Task instructions
Identify each line holding the string "this" and copy it.

Dataset entries
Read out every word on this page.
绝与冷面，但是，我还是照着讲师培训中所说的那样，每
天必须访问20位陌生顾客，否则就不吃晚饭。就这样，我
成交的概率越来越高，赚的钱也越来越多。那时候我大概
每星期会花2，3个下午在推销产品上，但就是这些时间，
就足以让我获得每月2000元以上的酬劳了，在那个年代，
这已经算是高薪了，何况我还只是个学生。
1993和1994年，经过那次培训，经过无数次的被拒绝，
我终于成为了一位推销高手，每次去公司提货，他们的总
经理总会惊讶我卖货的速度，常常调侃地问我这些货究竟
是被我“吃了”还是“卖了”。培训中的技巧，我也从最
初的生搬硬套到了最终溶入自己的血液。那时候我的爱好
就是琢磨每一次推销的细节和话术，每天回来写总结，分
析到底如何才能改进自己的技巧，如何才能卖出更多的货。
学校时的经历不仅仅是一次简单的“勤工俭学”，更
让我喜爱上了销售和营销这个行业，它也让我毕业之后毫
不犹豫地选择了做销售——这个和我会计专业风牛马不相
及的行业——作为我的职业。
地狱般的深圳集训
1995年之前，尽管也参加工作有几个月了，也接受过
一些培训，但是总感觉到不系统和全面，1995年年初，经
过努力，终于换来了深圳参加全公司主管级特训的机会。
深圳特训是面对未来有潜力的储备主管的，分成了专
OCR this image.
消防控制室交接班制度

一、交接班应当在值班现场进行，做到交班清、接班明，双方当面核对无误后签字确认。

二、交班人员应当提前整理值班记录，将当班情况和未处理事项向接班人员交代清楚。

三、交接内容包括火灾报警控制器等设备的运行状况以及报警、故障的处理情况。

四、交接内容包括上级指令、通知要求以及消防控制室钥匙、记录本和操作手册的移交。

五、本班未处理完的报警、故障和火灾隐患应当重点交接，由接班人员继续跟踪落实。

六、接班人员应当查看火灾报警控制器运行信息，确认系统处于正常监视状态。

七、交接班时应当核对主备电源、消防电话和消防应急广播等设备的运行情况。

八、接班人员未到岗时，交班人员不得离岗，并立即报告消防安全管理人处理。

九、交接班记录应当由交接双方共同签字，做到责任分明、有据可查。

Written answer
Read out every word on this page.
OCR this image.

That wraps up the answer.